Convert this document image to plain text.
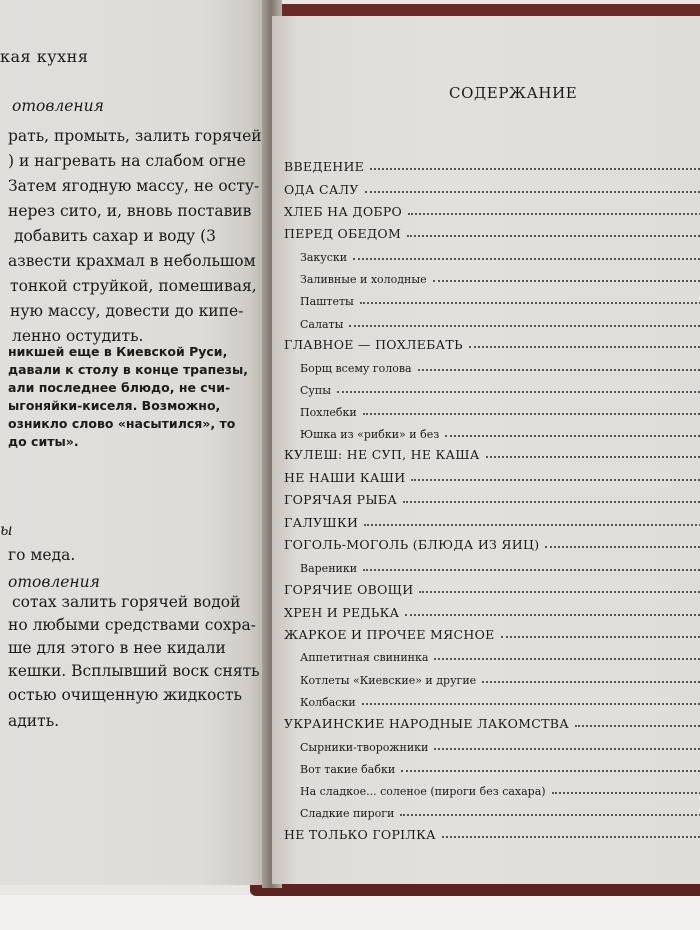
кая кухня
отовления
рать, промыть, залить горячей
) и нагревать на слабом огне
Затем ягодную массу, не осту-
нерез сито, и, вновь поставив
добавить сахар и воду (3
азвести крахмал в небольшом
тонкой струйкой, помешивая,
ную массу, довести до кипе-
ленно остудить.
никшей еще в Киевской Руси,
давали к столу в конце трапезы,
али последнее блюдо, не счи-
ыгоняйки-киселя. Возможно,
озникло слово «насытился», то
до ситы».
ы
го меда.
отовления
сотах залить горячей водой
но любыми средствами сохра-
ше для этого в нее кидали
кешки. Всплывший воск снять
остью очищенную жидкость
адить.
СОДЕРЖАНИЕ
ВВЕДЕНИЕ
ОДА САЛУ
ХЛЕБ НА ДОБРО
ПЕРЕД ОБЕДОМ
Закуски
Заливные и холодные
Паштеты
Салаты
ГЛАВНОЕ — ПОХЛЕБАТЬ
Борщ всему голова
Супы
Похлебки
Юшка из «рибки» и без
КУЛЕШ: НЕ СУП, НЕ КАША
НЕ НАШИ КАШИ
ГОРЯЧАЯ РЫБА
ГАЛУШКИ
ГОГОЛЬ-МОГОЛЬ (БЛЮДА ИЗ ЯИЦ)
Вареники
ГОРЯЧИЕ ОВОЩИ
ХРЕН И РЕДЬКА
ЖАРКОЕ И ПРОЧЕЕ МЯСНОЕ
Аппетитная свининка
Котлеты «Киевские» и другие
Колбаски
УКРАИНСКИЕ НАРОДНЫЕ ЛАКОМСТВА
Сырники-творожники
Вот такие бабки
На сладкое... соленое (пироги без сахара)
Сладкие пироги
НЕ ТОЛЬКО ГОРІЛКА
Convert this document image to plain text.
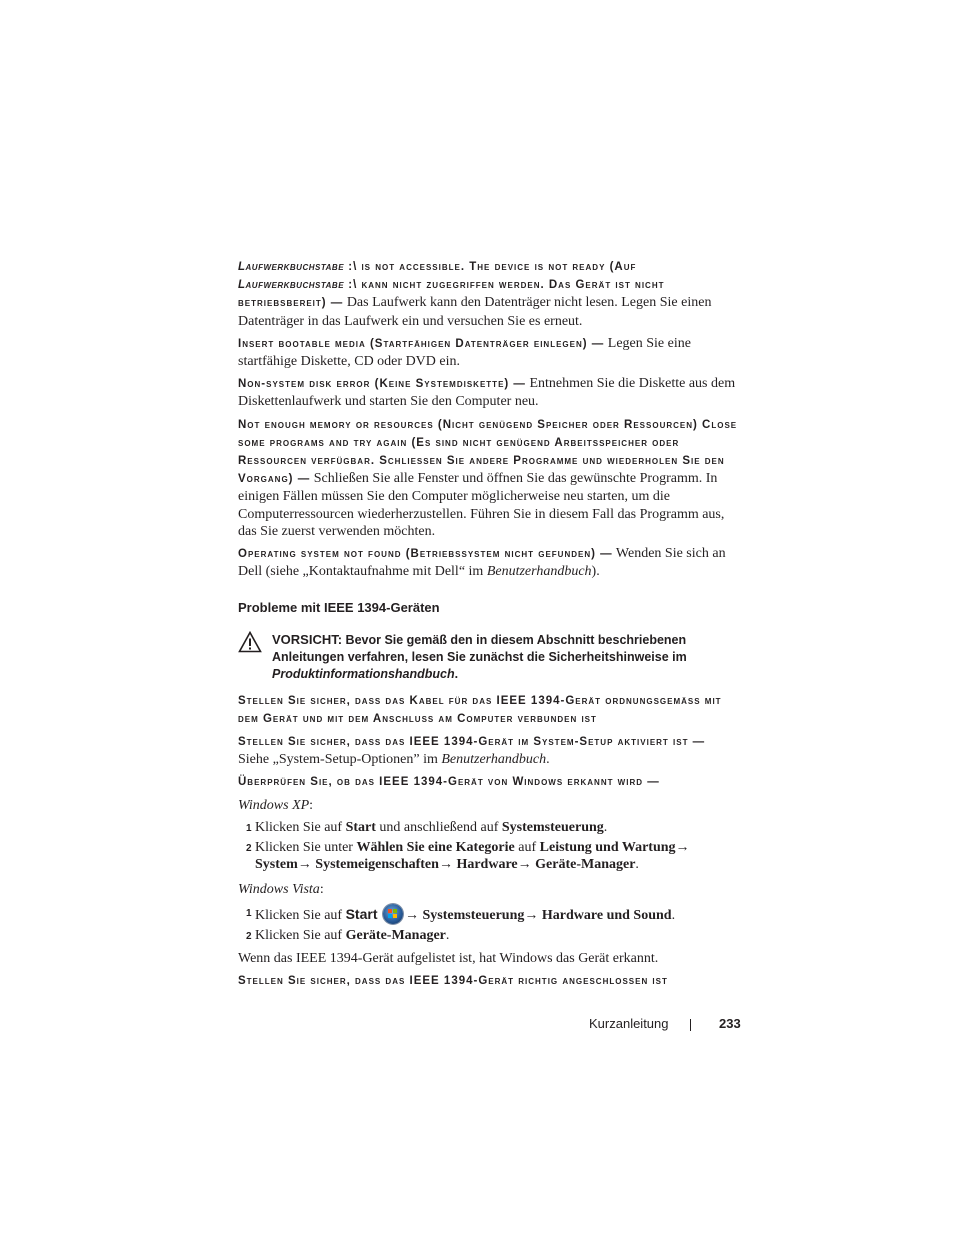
Laufwerkbuchstabe :\ is not accessible. The device is not ready (Auf Laufwerkbuchstabe :\ kann nicht zugegriffen werden. Das Gerät ist nicht betriebsbereit) — Das Laufwerk kann den Datenträger nicht lesen. Legen Sie einen Datenträger in das Laufwerk ein und versuchen Sie es erneut.

Insert bootable media (Startfähigen Datenträger einlegen) — Legen Sie eine startfähige Diskette, CD oder DVD ein.

Non-system disk error (Keine Systemdiskette) — Entnehmen Sie die Diskette aus dem Diskettenlaufwerk und starten Sie den Computer neu.

Not enough memory or resources (Nicht genügend Speicher oder Ressourcen) Close some programs and try again (Es sind nicht genügend Arbeitsspeicher oder Ressourcen verfügbar. Schliessen Sie andere Programme und wiederholen Sie den Vorgang) — Schließen Sie alle Fenster und öffnen Sie das gewünschte Programm. In einigen Fällen müssen Sie den Computer möglicherweise neu starten, um die Computerressourcen wiederherzustellen. Führen Sie in diesem Fall das Programm aus, das Sie zuerst verwenden möchten.

Operating system not found (Betriebssystem nicht gefunden) — Wenden Sie sich an Dell (siehe „Kontaktaufnahme mit Dell“ im Benutzerhandbuch).

Probleme mit IEEE 1394-Geräten

VORSICHT: Bevor Sie gemäß den in diesem Abschnitt beschriebenen Anleitungen verfahren, lesen Sie zunächst die Sicherheitshinweise im Produktinformationshandbuch.

Stellen Sie sicher, dass das Kabel für das IEEE 1394-Gerät ordnungsgemäss mit dem Gerät und mit dem Anschluss am Computer verbunden ist

Stellen Sie sicher, dass das IEEE 1394-Gerät im System-Setup aktiviert ist — Siehe „System-Setup-Optionen” im Benutzerhandbuch.

Überprüfen Sie, ob das IEEE 1394-Gerät von Windows erkannt wird —

Windows XP:

1 Klicken Sie auf Start und anschließend auf Systemsteuerung.

2 Klicken Sie unter Wählen Sie eine Kategorie auf Leistung und Wartung→ System→ Systemeigenschaften→ Hardware→ Geräte-Manager.

Windows Vista:

1 Klicken Sie auf Start → Systemsteuerung→ Hardware und Sound.

2 Klicken Sie auf Geräte-Manager.

Wenn das IEEE 1394-Gerät aufgelistet ist, hat Windows das Gerät erkannt.

Stellen Sie sicher, dass das IEEE 1394-Gerät richtig angeschlossen ist

Kurzanleitung	233
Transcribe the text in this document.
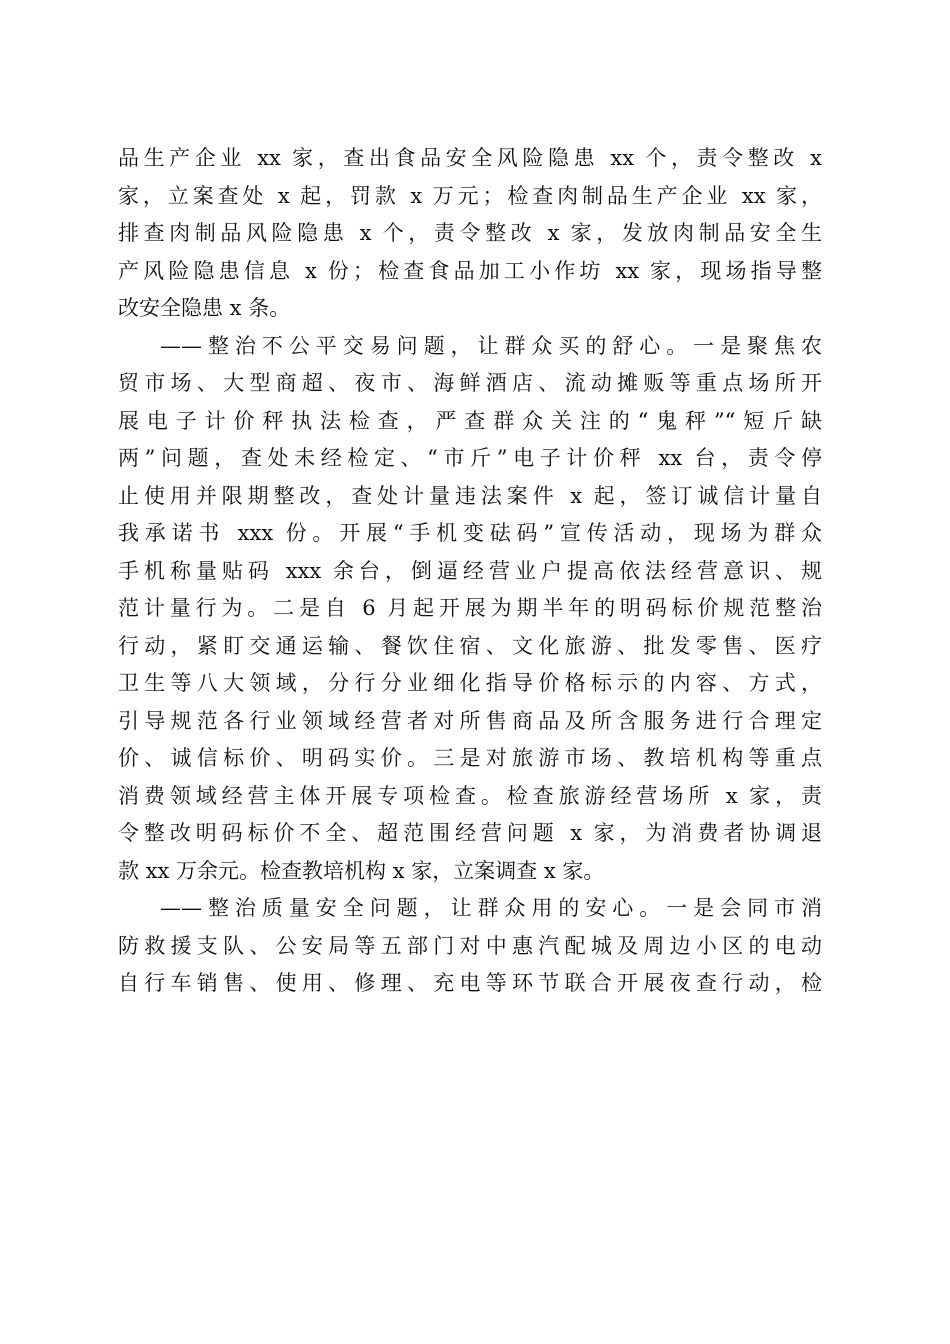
品生产企业 xx 家，查出食品安全风险隐患 xx 个，责令整改 x
家，立案查处 x 起，罚款 x 万元；检查肉制品生产企业 xx 家，
排查肉制品风险隐患 x 个，责令整改 x 家，发放肉制品安全生
产风险隐患信息 x 份；检查食品加工小作坊 xx 家，现场指导整
改安全隐患 x 条。
——整治不公平交易问题，让群众买的舒心。一是聚焦农
贸市场、大型商超、夜市、海鲜酒店、流动摊贩等重点场所开
展电子计价秤执法检查，严查群众关注的“鬼秤”“短斤缺
两”问题，查处未经检定、“市斤”电子计价秤 xx 台，责令停
止使用并限期整改，查处计量违法案件 x 起，签订诚信计量自
我承诺书 xxx 份。开展“手机变砝码”宣传活动，现场为群众
手机称量贴码 xxx 余台，倒逼经营业户提高依法经营意识、规
范计量行为。二是自 6 月起开展为期半年的明码标价规范整治
行动，紧盯交通运输、餐饮住宿、文化旅游、批发零售、医疗
卫生等八大领域，分行分业细化指导价格标示的内容、方式，
引导规范各行业领域经营者对所售商品及所含服务进行合理定
价、诚信标价、明码实价。三是对旅游市场、教培机构等重点
消费领域经营主体开展专项检查。检查旅游经营场所 x 家，责
令整改明码标价不全、超范围经营问题 x 家，为消费者协调退
款 xx 万余元。检查教培机构 x 家，立案调查 x 家。
——整治质量安全问题，让群众用的安心。一是会同市消
防救援支队、公安局等五部门对中惠汽配城及周边小区的电动
自行车销售、使用、修理、充电等环节联合开展夜查行动，检
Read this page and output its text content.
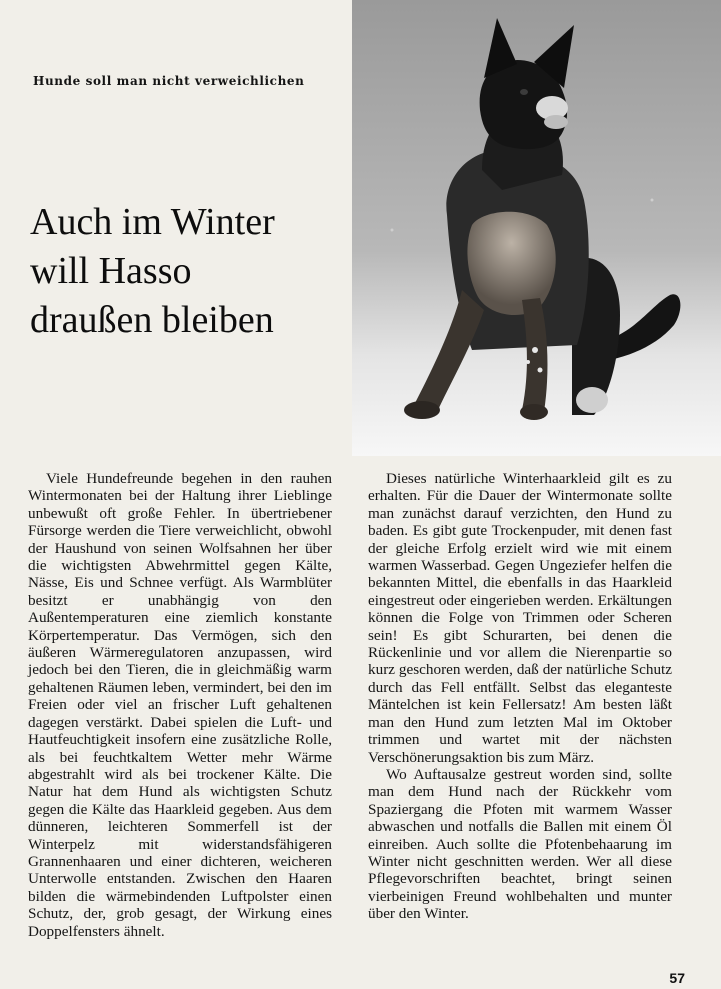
Hunde soll man nicht verweichlichen
Auch im Winter
will Hasso
draußen bleiben

Viele Hundefreunde begehen in den rauhen Wintermonaten bei der Haltung ihrer Lieblinge unbewußt oft große Fehler. In übertriebener Fürsorge werden die Tiere verweichlicht, obwohl der Haushund von seinen Wolfsahnen her über die wichtigsten Abwehrmittel gegen Kälte, Nässe, Eis und Schnee verfügt. Als Warmblüter besitzt er unabhängig von den Außentemperaturen eine ziemlich konstante Körpertemperatur. Das Vermögen, sich den äußeren Wärmeregulatoren anzupassen, wird jedoch bei den Tieren, die in gleichmäßig warm gehaltenen Räumen leben, vermindert, bei den im Freien oder viel an frischer Luft gehaltenen dagegen verstärkt. Dabei spielen die Luft- und Hautfeuchtigkeit insofern eine zusätzliche Rolle, als bei feuchtkaltem Wetter mehr Wärme abgestrahlt wird als bei trockener Kälte. Die Natur hat dem Hund als wichtigsten Schutz gegen die Kälte das Haarkleid gegeben. Aus dem dünneren, leichteren Sommerfell ist der Winterpelz mit widerstandsfähigeren Grannenhaaren und einer dichteren, weicheren Unterwolle entstanden. Zwischen den Haaren bilden die wärmebindenden Luftpolster einen Schutz, der, grob gesagt, der Wirkung eines Doppelfensters ähnelt.

Dieses natürliche Winterhaarkleid gilt es zu erhalten. Für die Dauer der Wintermonate sollte man zunächst darauf verzichten, den Hund zu baden. Es gibt gute Trockenpuder, mit denen fast der gleiche Erfolg erzielt wird wie mit einem warmen Wasserbad. Gegen Ungeziefer helfen die bekannten Mittel, die ebenfalls in das Haarkleid eingestreut oder eingerieben werden. Erkältungen können die Folge von Trimmen oder Scheren sein! Es gibt Schurarten, bei denen die Rückenlinie und vor allem die Nierenpartie so kurz geschoren werden, daß der natürliche Schutz durch das Fell entfällt. Selbst das eleganteste Mäntelchen ist kein Fellersatz! Am besten läßt man den Hund zum letzten Mal im Oktober trimmen und wartet mit der nächsten Verschönerungsaktion bis zum März.

Wo Auftausalze gestreut worden sind, sollte man dem Hund nach der Rückkehr vom Spaziergang die Pfoten mit warmem Wasser abwaschen und notfalls die Ballen mit einem Öl einreiben. Auch sollte die Pfotenbehaarung im Winter nicht geschnitten werden. Wer all diese Pflegevorschriften beachtet, bringt seinen vierbeinigen Freund wohlbehalten und munter über den Winter.

57
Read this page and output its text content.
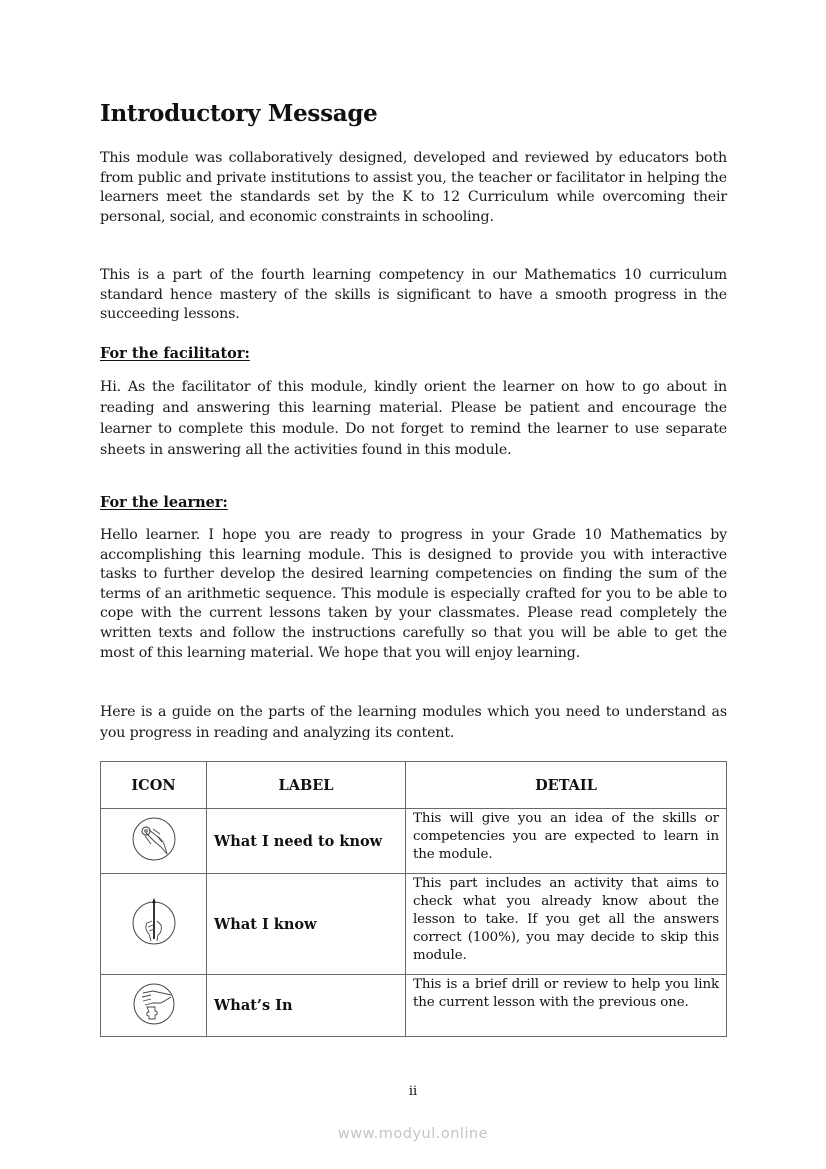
Introductory Message

This module was collaboratively designed, developed and reviewed by educators both from public and private institutions to assist you, the teacher or facilitator in helping the learners meet the standards set by the K to 12 Curriculum while overcoming their personal, social, and economic constraints in schooling.

This is a part of the fourth learning competency in our Mathematics 10 curriculum standard hence mastery of the skills is significant to have a smooth progress in the succeeding lessons.

For the facilitator:

Hi. As the facilitator of this module, kindly orient the learner on how to go about in reading and answering this learning material. Please be patient and encourage the learner to complete this module. Do not forget to remind the learner to use separate sheets in answering all the activities found in this module.

For the learner:

Hello learner. I hope you are ready to progress in your Grade 10 Mathematics by accomplishing this learning module. This is designed to provide you with interactive tasks to further develop the desired learning competencies on finding the sum of the terms of an arithmetic sequence. This module is especially crafted for you to be able to cope with the current lessons taken by your classmates. Please read completely the written texts and follow the instructions carefully so that you will be able to get the most of this learning material. We hope that you will enjoy learning.

Here is a guide on the parts of the learning modules which you need to understand as you progress in reading and analyzing its content.

ICON	LABEL	DETAIL
	What I need to know	This will give you an idea of the skills or competencies you are expected to learn in the module.
	What I know	This part includes an activity that aims to check what you already know about the lesson to take. If you get all the answers correct (100%), you may decide to skip this module.
	What’s In	This is a brief drill or review to help you link the current lesson with the previous one.
ii
www.modyul.online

GIVEN PROBLEM – Extract every line that has the string "dass" in it.

TASK RESULT –
Stellen Sie sicher, dass das Kabel für das IEEE 1394-Gerät ordnungsgemäss mit dem Gerät und mit dem Anschluss am Computer verbunden ist
Stellen Sie sicher, dass das IEEE 1394-Gerät im System-Setup aktiviert ist — Siehe „System-Setup-Optionen” im Benutzerhandbuch.
Stellen Sie sicher, dass das IEEE 1394-Gerät richtig angeschlossen ist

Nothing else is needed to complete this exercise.